**GIVEN INSTRUCTION:** Will you output the entries below exactly, skipping every image they contain?

Stored items:

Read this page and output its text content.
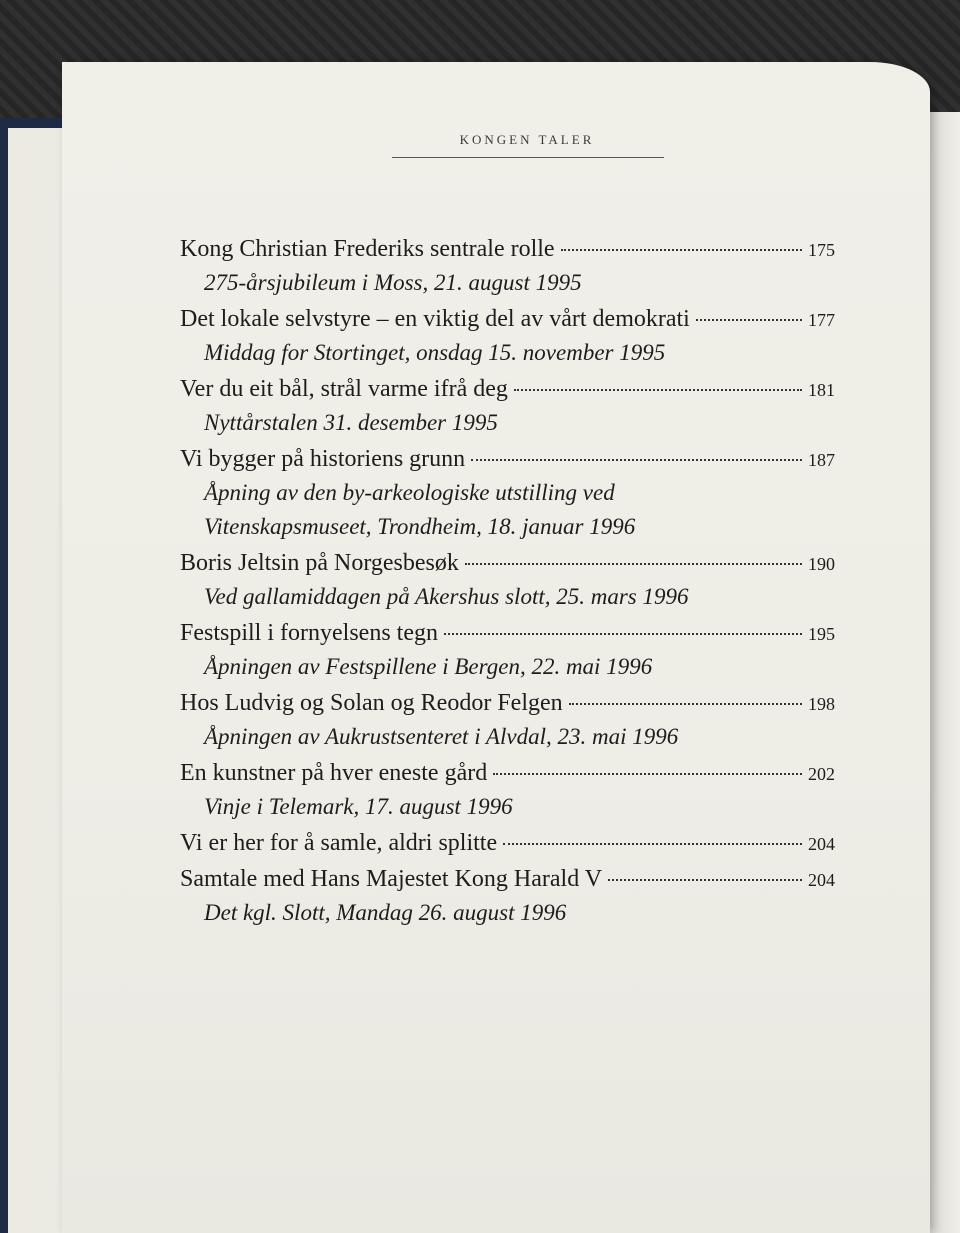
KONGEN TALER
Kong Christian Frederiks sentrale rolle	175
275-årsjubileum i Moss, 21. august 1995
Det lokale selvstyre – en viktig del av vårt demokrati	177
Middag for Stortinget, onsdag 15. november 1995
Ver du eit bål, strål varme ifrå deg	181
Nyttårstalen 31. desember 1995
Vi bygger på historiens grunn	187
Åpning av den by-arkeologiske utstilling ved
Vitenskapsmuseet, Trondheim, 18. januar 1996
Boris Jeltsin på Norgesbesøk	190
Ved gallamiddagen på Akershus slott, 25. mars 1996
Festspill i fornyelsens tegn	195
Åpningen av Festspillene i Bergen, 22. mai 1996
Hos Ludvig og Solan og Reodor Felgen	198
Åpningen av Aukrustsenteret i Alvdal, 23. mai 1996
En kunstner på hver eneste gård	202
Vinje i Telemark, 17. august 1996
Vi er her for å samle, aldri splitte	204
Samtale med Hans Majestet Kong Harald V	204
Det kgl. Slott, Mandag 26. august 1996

**FINAL ANSWER:**
Read this page and output its text content.
KONGEN TALER
Kong Christian Frederiks sentrale rolle	175
275-årsjubileum i Moss, 21. august 1995
Det lokale selvstyre – en viktig del av vårt demokrati	177
Middag for Stortinget, onsdag 15. november 1995
Ver du eit bål, strål varme ifrå deg	181
Nyttårstalen 31. desember 1995
Vi bygger på historiens grunn	187
Åpning av den by-arkeologiske utstilling ved
Vitenskapsmuseet, Trondheim, 18. januar 1996
Boris Jeltsin på Norgesbesøk	190
Ved gallamiddagen på Akershus slott, 25. mars 1996
Festspill i fornyelsens tegn	195
Åpningen av Festspillene i Bergen, 22. mai 1996
Hos Ludvig og Solan og Reodor Felgen	198
Åpningen av Aukrustsenteret i Alvdal, 23. mai 1996
En kunstner på hver eneste gård	202
Vinje i Telemark, 17. august 1996
Vi er her for å samle, aldri splitte	204
Samtale med Hans Majestet Kong Harald V	204
Det kgl. Slott, Mandag 26. august 1996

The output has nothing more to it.